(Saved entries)
☆ ☆ ☆ ☆
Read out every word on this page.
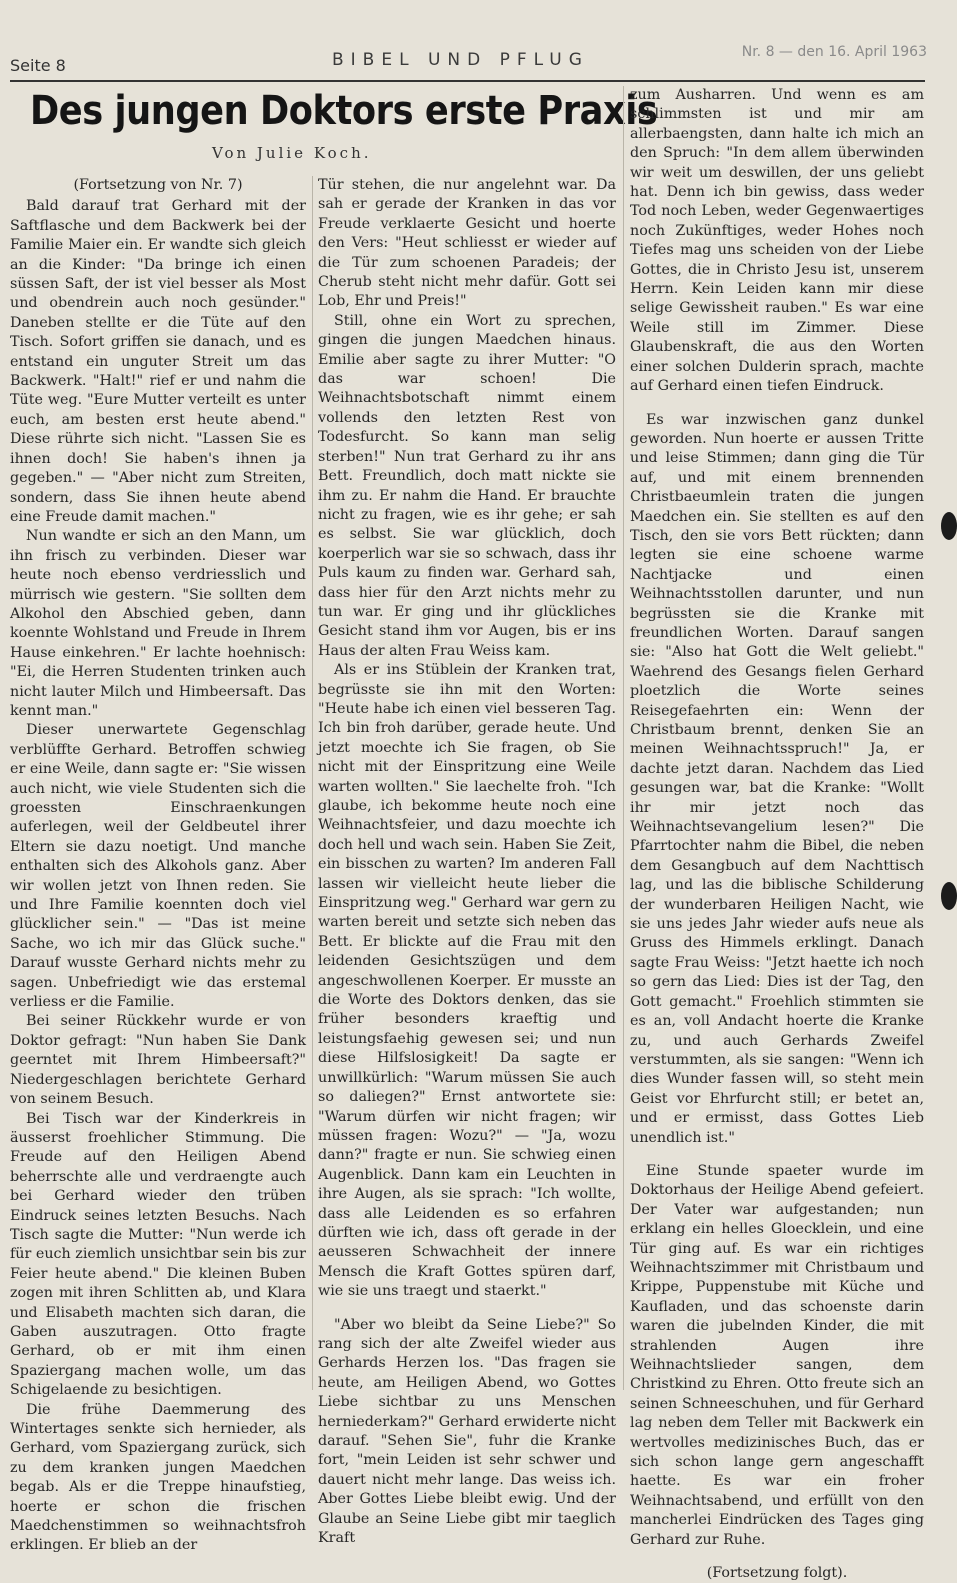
Seite 8	BIBEL UND PFLUG	Nr. 8 — den 16. April 1963
Des jungen Doktors erste Praxis
Von Julie Koch.

(Fortsetzung von Nr. 7)

Bald darauf trat Gerhard mit der Saftflasche und dem Backwerk bei der Familie Maier ein. Er wandte sich gleich an die Kinder: "Da bringe ich einen süssen Saft, der ist viel besser als Most und obendrein auch noch gesünder." Daneben stellte er die Tüte auf den Tisch. Sofort griffen sie danach, und es entstand ein unguter Streit um das Backwerk. "Halt!" rief er und nahm die Tüte weg. "Eure Mutter verteilt es unter euch, am besten erst heute abend." Diese rührte sich nicht. "Lassen Sie es ihnen doch! Sie haben's ihnen ja gegeben." — "Aber nicht zum Streiten, sondern, dass Sie ihnen heute abend eine Freude damit machen."

Nun wandte er sich an den Mann, um ihn frisch zu verbinden. Dieser war heute noch ebenso verdriesslich und mürrisch wie gestern. "Sie sollten dem Alkohol den Abschied geben, dann koennte Wohlstand und Freude in Ihrem Hause einkehren." Er lachte hoehnisch: "Ei, die Herren Studenten trinken auch nicht lauter Milch und Himbeersaft. Das kennt man."

Dieser unerwartete Gegenschlag verblüffte Gerhard. Betroffen schwieg er eine Weile, dann sagte er: "Sie wissen auch nicht, wie viele Studenten sich die groessten Einschraenkungen auferlegen, weil der Geldbeutel ihrer Eltern sie dazu noetigt. Und manche enthalten sich des Alkohols ganz. Aber wir wollen jetzt von Ihnen reden. Sie und Ihre Familie koennten doch viel glücklicher sein." — "Das ist meine Sache, wo ich mir das Glück suche." Darauf wusste Gerhard nichts mehr zu sagen. Unbefriedigt wie das erstemal verliess er die Familie.

Bei seiner Rückkehr wurde er von Doktor gefragt: "Nun haben Sie Dank geerntet mit Ihrem Himbeersaft?" Niedergeschlagen berichtete Gerhard von seinem Besuch.

Bei Tisch war der Kinderkreis in äusserst froehlicher Stimmung. Die Freude auf den Heiligen Abend beherrschte alle und verdraengte auch bei Gerhard wieder den trüben Eindruck seines letzten Besuchs. Nach Tisch sagte die Mutter: "Nun werde ich für euch ziemlich unsichtbar sein bis zur Feier heute abend." Die kleinen Buben zogen mit ihren Schlitten ab, und Klara und Elisabeth machten sich daran, die Gaben auszutragen. Otto fragte Gerhard, ob er mit ihm einen Spaziergang machen wolle, um das Schigelaende zu besichtigen.

Die frühe Daemmerung des Wintertages senkte sich hernieder, als Gerhard, vom Spaziergang zurück, sich zu dem kranken jungen Maedchen begab. Als er die Treppe hinaufstieg, hoerte er schon die frischen Maedchenstimmen so weihnachtsfroh erklingen. Er blieb an der

Tür stehen, die nur angelehnt war. Da sah er gerade der Kranken in das vor Freude verklaerte Gesicht und hoerte den Vers: "Heut schliesst er wieder auf die Tür zum schoenen Paradeis; der Cherub steht nicht mehr dafür. Gott sei Lob, Ehr und Preis!"

Still, ohne ein Wort zu sprechen, gingen die jungen Maedchen hinaus. Emilie aber sagte zu ihrer Mutter: "O das war schoen! Die Weihnachtsbotschaft nimmt einem vollends den letzten Rest von Todesfurcht. So kann man selig sterben!" Nun trat Gerhard zu ihr ans Bett. Freundlich, doch matt nickte sie ihm zu. Er nahm die Hand. Er brauchte nicht zu fragen, wie es ihr gehe; er sah es selbst. Sie war glücklich, doch koerperlich war sie so schwach, dass ihr Puls kaum zu finden war. Gerhard sah, dass hier für den Arzt nichts mehr zu tun war. Er ging und ihr glückliches Gesicht stand ihm vor Augen, bis er ins Haus der alten Frau Weiss kam.

Als er ins Stüblein der Kranken trat, begrüsste sie ihn mit den Worten: "Heute habe ich einen viel besseren Tag. Ich bin froh darüber, gerade heute. Und jetzt moechte ich Sie fragen, ob Sie nicht mit der Einspritzung eine Weile warten wollten." Sie laechelte froh. "Ich glaube, ich bekomme heute noch eine Weihnachtsfeier, und dazu moechte ich doch hell und wach sein. Haben Sie Zeit, ein bisschen zu warten? Im anderen Fall lassen wir vielleicht heute lieber die Einspritzung weg." Gerhard war gern zu warten bereit und setzte sich neben das Bett. Er blickte auf die Frau mit den leidenden Gesichtszügen und dem angeschwollenen Koerper. Er musste an die Worte des Doktors denken, das sie früher besonders kraeftig und leistungsfaehig gewesen sei; und nun diese Hilfslosigkeit! Da sagte er unwillkürlich: "Warum müssen Sie auch so daliegen?" Ernst antwortete sie: "Warum dürfen wir nicht fragen; wir müssen fragen: Wozu?" — "Ja, wozu dann?" fragte er nun. Sie schwieg einen Augenblick. Dann kam ein Leuchten in ihre Augen, als sie sprach: "Ich wollte, dass alle Leidenden es so erfahren dürften wie ich, dass oft gerade in der aeusseren Schwachheit der innere Mensch die Kraft Gottes spüren darf, wie sie uns traegt und staerkt."

"Aber wo bleibt da Seine Liebe?" So rang sich der alte Zweifel wieder aus Gerhards Herzen los. "Das fragen sie heute, am Heiligen Abend, wo Gottes Liebe sichtbar zu uns Menschen herniederkam?" Gerhard erwiderte nicht darauf. "Sehen Sie", fuhr die Kranke fort, "mein Leiden ist sehr schwer und dauert nicht mehr lange. Das weiss ich. Aber Gottes Liebe bleibt ewig. Und der Glaube an Seine Liebe gibt mir taeglich Kraft

zum Ausharren. Und wenn es am schlimmsten ist und mir am allerbaengsten, dann halte ich mich an den Spruch: "In dem allem überwinden wir weit um deswillen, der uns geliebt hat. Denn ich bin gewiss, dass weder Tod noch Leben, weder Gegenwaertiges noch Zukünftiges, weder Hohes noch Tiefes mag uns scheiden von der Liebe Gottes, die in Christo Jesu ist, unserem Herrn. Kein Leiden kann mir diese selige Gewissheit rauben." Es war eine Weile still im Zimmer. Diese Glaubenskraft, die aus den Worten einer solchen Dulderin sprach, machte auf Gerhard einen tiefen Eindruck.

Es war inzwischen ganz dunkel geworden. Nun hoerte er aussen Tritte und leise Stimmen; dann ging die Tür auf, und mit einem brennenden Christbaeumlein traten die jungen Maedchen ein. Sie stellten es auf den Tisch, den sie vors Bett rückten; dann legten sie eine schoene warme Nachtjacke und einen Weihnachtsstollen darunter, und nun begrüssten sie die Kranke mit freundlichen Worten. Darauf sangen sie: "Also hat Gott die Welt geliebt." Waehrend des Gesangs fielen Gerhard ploetzlich die Worte seines Reisegefaehrten ein: Wenn der Christbaum brennt, denken Sie an meinen Weihnachtsspruch!" Ja, er dachte jetzt daran. Nachdem das Lied gesungen war, bat die Kranke: "Wollt ihr mir jetzt noch das Weihnachtsevangelium lesen?" Die Pfarrtochter nahm die Bibel, die neben dem Gesangbuch auf dem Nachttisch lag, und las die biblische Schilderung der wunderbaren Heiligen Nacht, wie sie uns jedes Jahr wieder aufs neue als Gruss des Himmels erklingt. Danach sagte Frau Weiss: "Jetzt haette ich noch so gern das Lied: Dies ist der Tag, den Gott gemacht." Froehlich stimmten sie es an, voll Andacht hoerte die Kranke zu, und auch Gerhards Zweifel verstummten, als sie sangen: "Wenn ich dies Wunder fassen will, so steht mein Geist vor Ehrfurcht still; er betet an, und er ermisst, dass Gottes Lieb unendlich ist."

Eine Stunde spaeter wurde im Doktorhaus der Heilige Abend gefeiert. Der Vater war aufgestanden; nun erklang ein helles Gloecklein, und eine Tür ging auf. Es war ein richtiges Weihnachtszimmer mit Christbaum und Krippe, Puppenstube mit Küche und Kaufladen, und das schoenste darin waren die jubelnden Kinder, die mit strahlenden Augen ihre Weihnachtslieder sangen, dem Christkind zu Ehren. Otto freute sich an seinen Schneeschuhen, und für Gerhard lag neben dem Teller mit Backwerk ein wertvolles medizinisches Buch, das er sich schon lange gern angeschafft haette. Es war ein froher Weihnachtsabend, und erfüllt von den mancherlei Eindrücken des Tages ging Gerhard zur Ruhe.

(Fortsetzung folgt).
☆ ☆ ☆ ☆
### Exercise instructions:
Select every line in the material above where the string "Fortsetzung" occurs, and copy it.

### Final answer:
(Fortsetzung von Nr. 7)
(Fortsetzung folgt).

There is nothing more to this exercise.